▸ **Material to process**
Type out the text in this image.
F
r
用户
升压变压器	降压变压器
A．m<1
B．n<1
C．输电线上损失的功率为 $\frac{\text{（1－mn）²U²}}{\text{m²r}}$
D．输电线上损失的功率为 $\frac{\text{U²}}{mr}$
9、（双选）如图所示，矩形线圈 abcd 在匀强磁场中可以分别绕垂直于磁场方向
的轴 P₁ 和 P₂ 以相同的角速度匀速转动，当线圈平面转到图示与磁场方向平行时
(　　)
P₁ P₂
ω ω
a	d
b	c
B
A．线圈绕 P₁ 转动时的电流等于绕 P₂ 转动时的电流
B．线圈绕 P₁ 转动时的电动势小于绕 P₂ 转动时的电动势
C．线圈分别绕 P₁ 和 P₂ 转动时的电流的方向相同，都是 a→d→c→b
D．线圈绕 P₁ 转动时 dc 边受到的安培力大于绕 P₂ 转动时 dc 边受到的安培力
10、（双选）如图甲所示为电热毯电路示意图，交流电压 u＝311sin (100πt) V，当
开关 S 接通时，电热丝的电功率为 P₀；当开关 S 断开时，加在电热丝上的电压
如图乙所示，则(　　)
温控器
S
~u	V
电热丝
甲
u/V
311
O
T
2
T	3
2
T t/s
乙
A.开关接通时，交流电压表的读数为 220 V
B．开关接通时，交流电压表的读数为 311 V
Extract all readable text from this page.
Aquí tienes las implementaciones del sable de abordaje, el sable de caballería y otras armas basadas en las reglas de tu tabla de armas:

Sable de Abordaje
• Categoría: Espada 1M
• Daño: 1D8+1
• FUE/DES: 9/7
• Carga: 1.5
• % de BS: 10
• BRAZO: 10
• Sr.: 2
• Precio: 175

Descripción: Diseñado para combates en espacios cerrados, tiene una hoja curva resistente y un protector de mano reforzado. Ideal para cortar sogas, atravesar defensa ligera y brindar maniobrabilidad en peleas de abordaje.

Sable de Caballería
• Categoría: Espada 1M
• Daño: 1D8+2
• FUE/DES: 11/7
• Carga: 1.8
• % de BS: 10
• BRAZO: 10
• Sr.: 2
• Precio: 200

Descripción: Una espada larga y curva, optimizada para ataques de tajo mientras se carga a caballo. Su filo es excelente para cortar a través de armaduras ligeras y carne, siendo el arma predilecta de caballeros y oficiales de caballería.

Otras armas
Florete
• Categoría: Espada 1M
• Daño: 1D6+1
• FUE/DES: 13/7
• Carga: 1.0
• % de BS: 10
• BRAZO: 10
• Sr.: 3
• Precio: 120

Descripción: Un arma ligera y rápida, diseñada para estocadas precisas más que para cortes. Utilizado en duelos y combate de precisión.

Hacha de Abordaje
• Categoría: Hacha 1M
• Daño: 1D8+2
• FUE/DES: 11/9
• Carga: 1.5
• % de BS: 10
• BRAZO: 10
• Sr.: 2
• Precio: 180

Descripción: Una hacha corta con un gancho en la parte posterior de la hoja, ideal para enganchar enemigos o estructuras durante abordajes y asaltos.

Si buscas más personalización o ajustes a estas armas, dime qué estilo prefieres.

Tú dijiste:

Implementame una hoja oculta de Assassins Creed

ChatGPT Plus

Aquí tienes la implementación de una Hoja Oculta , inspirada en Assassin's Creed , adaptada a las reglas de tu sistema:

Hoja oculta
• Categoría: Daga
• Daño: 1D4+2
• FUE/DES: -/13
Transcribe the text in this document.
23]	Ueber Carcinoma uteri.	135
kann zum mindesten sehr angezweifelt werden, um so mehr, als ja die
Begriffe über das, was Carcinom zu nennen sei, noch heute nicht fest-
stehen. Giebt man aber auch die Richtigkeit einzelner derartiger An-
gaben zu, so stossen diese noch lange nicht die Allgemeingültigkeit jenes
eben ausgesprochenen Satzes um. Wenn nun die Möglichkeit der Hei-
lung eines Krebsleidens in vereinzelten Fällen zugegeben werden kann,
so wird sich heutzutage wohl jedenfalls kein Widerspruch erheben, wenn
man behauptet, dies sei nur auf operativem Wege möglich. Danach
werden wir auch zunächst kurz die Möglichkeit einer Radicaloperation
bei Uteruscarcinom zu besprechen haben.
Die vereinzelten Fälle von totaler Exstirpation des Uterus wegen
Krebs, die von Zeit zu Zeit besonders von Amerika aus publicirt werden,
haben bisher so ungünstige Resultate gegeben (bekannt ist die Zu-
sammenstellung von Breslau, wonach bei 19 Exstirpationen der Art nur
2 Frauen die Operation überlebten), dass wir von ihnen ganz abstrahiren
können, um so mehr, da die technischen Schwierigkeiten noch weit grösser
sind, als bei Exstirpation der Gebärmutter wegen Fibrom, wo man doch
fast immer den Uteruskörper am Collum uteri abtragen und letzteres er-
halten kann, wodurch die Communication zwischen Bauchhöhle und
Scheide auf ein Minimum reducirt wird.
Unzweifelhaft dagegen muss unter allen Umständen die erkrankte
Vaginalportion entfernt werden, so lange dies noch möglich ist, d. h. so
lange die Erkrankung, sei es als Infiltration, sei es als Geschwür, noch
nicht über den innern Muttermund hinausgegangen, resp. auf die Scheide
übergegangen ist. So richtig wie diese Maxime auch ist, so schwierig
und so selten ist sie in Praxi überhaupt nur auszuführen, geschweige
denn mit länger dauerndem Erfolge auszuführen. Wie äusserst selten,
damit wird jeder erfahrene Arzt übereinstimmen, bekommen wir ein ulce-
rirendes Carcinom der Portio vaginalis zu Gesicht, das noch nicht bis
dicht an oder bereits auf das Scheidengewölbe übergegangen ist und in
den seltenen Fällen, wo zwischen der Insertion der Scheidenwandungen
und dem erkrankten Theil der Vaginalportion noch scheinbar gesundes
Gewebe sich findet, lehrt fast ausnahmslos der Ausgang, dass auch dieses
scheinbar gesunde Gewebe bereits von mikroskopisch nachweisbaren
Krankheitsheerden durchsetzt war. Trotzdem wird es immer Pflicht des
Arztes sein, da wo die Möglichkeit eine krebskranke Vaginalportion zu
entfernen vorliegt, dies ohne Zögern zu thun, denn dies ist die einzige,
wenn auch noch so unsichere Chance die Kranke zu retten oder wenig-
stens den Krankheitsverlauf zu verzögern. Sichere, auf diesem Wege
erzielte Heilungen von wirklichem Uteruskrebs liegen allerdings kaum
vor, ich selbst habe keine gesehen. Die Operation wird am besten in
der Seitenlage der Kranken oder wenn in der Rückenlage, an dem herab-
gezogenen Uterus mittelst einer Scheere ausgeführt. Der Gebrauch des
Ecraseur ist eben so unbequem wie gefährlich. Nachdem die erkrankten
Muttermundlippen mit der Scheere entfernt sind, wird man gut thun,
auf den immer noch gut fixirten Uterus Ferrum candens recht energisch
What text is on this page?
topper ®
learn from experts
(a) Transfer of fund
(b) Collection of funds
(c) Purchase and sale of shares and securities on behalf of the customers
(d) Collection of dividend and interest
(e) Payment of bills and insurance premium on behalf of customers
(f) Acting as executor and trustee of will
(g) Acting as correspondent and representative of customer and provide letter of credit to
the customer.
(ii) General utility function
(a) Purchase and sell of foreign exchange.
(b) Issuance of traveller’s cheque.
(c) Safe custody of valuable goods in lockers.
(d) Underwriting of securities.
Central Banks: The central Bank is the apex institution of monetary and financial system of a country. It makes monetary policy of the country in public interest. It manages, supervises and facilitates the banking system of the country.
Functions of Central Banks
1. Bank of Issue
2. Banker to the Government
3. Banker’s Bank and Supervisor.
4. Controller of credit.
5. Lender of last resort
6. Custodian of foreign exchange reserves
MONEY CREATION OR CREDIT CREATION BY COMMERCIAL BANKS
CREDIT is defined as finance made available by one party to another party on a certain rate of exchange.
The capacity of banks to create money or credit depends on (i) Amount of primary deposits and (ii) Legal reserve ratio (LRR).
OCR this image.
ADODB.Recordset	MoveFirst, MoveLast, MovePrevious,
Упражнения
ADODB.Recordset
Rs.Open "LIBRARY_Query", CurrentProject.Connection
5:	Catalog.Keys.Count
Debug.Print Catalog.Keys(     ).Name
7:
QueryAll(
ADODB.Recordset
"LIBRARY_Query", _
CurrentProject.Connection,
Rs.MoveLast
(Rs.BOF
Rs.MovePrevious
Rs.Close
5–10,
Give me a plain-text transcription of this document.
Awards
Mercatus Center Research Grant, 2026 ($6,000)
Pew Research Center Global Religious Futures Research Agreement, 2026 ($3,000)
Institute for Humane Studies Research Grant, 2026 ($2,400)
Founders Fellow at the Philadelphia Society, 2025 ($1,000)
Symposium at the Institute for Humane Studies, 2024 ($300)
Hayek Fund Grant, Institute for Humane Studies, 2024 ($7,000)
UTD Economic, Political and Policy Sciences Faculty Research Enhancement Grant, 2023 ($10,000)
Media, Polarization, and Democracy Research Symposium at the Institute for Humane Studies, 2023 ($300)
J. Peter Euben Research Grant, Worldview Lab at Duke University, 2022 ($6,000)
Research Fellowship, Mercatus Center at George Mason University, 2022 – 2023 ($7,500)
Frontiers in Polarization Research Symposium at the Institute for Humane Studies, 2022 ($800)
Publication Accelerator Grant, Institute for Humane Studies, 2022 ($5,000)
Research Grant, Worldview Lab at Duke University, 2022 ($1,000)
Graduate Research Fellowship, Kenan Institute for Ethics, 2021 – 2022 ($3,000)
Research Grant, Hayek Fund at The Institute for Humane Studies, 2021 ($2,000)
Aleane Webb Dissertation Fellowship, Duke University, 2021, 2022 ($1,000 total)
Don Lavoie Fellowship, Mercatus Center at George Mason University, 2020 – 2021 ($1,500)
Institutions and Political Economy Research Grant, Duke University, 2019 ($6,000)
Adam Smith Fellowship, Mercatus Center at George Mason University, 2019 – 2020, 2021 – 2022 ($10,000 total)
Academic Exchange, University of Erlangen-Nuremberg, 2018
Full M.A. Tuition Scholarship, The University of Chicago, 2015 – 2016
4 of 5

▸ **Exercise**
Copy each line of the listing that holds the word "einer".

▸ **The result**
werden wir auch zunächst kurz die Möglichkeit einer Radicaloperation
gezogenen Uterus mittelst einer Scheere ausgeführt. Der Gebrauch des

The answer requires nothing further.